Entries from a dataset:
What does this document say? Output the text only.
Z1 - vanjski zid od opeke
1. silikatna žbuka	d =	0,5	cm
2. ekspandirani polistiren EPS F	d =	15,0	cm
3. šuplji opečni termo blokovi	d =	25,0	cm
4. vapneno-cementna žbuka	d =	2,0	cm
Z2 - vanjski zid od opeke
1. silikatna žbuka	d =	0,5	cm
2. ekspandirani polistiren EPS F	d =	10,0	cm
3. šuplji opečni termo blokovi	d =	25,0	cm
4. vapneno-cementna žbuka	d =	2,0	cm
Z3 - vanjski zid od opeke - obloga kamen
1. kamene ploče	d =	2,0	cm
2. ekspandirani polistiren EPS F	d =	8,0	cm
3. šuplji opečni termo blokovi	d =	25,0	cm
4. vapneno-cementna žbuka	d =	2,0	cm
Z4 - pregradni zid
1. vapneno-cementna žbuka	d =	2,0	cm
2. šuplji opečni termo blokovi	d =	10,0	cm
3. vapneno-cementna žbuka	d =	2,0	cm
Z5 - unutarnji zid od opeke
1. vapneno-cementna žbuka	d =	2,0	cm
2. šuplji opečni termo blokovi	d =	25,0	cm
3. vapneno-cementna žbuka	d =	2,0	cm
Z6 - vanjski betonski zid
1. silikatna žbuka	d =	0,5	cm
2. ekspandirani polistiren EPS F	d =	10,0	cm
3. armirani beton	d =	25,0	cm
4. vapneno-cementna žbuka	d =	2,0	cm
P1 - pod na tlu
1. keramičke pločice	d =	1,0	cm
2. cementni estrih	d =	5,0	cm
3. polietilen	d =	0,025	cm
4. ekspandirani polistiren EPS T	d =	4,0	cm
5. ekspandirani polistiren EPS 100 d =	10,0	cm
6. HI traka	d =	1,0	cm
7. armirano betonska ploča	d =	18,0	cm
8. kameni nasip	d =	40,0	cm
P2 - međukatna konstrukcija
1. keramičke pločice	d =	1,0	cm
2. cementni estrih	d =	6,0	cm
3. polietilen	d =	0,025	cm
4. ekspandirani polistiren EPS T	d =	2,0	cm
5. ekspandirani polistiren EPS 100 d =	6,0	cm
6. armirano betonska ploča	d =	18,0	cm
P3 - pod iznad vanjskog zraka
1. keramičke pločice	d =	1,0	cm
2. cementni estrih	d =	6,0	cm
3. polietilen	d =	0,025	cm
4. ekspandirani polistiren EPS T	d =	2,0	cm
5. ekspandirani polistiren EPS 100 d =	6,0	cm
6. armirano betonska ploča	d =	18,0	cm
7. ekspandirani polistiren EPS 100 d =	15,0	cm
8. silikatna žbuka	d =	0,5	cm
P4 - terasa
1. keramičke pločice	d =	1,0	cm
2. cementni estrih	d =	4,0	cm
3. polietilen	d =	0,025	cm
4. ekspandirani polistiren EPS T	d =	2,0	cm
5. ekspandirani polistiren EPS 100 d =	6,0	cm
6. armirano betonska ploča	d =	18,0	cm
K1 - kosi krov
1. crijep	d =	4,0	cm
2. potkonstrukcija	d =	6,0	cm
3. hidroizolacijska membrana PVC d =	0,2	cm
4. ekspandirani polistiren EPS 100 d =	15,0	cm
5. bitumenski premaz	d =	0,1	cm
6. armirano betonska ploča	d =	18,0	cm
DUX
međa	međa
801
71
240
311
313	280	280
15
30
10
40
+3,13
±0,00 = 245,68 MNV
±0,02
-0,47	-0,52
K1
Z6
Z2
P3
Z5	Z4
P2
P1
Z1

■ Exercise task: Using the entries above, find all lines with "vanjski". Copy them.

■ Full solution:
Z1 - vanjski zid od opeke
Z2 - vanjski zid od opeke
Z3 - vanjski zid od opeke - obloga kamen
Z6 - vanjski betonski zid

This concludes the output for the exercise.